### Collected data entries

━━━━━━━━━━━━━━━━

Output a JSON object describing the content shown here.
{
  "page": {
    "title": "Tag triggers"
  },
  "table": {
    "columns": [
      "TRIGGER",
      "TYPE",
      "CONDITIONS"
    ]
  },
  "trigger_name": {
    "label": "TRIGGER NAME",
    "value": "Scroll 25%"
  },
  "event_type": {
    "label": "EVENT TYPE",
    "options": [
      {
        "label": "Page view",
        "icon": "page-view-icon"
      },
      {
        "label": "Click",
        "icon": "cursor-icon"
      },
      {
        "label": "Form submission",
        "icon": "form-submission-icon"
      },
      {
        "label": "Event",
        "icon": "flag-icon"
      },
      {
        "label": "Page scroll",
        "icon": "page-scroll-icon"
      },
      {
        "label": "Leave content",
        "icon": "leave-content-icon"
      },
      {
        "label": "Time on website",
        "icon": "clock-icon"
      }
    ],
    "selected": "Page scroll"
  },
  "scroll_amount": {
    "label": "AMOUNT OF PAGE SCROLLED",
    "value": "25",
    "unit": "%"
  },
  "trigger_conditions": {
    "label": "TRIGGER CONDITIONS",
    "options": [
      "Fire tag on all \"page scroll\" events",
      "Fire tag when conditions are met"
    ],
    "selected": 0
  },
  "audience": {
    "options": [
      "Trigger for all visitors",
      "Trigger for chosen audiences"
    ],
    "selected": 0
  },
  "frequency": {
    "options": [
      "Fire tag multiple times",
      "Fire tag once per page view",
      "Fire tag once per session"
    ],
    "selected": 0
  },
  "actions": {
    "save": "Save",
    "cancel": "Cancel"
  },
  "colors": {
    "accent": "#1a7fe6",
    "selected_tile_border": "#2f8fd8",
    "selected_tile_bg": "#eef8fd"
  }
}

━━━━━━━━━━━━━━━━

### WHAT NEEDS TO BE DONE
Extract each line from the listing above, please, and repeat it exactly.

### RESPONSE BELOW
Output a JSON object describing the content shown here.
{
  "page": {
    "title": "Tag triggers"
  },
  "table": {
    "columns": [
      "TRIGGER",
      "TYPE",
      "CONDITIONS"
    ]
  },
  "trigger_name": {
    "label": "TRIGGER NAME",
    "value": "Scroll 25%"
  },
  "event_type": {
    "label": "EVENT TYPE",
    "options": [
      {
        "label": "Page view",
        "icon": "page-view-icon"
      },
      {
        "label": "Click",
        "icon": "cursor-icon"
      },
      {
        "label": "Form submission",
        "icon": "form-submission-icon"
      },
      {
        "label": "Event",
        "icon": "flag-icon"
      },
      {
        "label": "Page scroll",
        "icon": "page-scroll-icon"
      },
      {
        "label": "Leave content",
        "icon": "leave-content-icon"
      },
      {
        "label": "Time on website",
        "icon": "clock-icon"
      }
    ],
    "selected": "Page scroll"
  },
  "scroll_amount": {
    "label": "AMOUNT OF PAGE SCROLLED",
    "value": "25",
    "unit": "%"
  },
  "trigger_conditions": {
    "label": "TRIGGER CONDITIONS",
    "options": [
      "Fire tag on all \"page scroll\" events",
      "Fire tag when conditions are met"
    ],
    "selected": 0
  },
  "audience": {
    "options": [
      "Trigger for all visitors",
      "Trigger for chosen audiences"
    ],
    "selected": 0
  },
  "frequency": {
    "options": [
      "Fire tag multiple times",
      "Fire tag once per page view",
      "Fire tag once per session"
    ],
    "selected": 0
  },
  "actions": {
    "save": "Save",
    "cancel": "Cancel"
  },
  "colors": {
    "accent": "#1a7fe6",
    "selected_tile_border": "#2f8fd8",
    "selected_tile_bg": "#eef8fd"
  }
}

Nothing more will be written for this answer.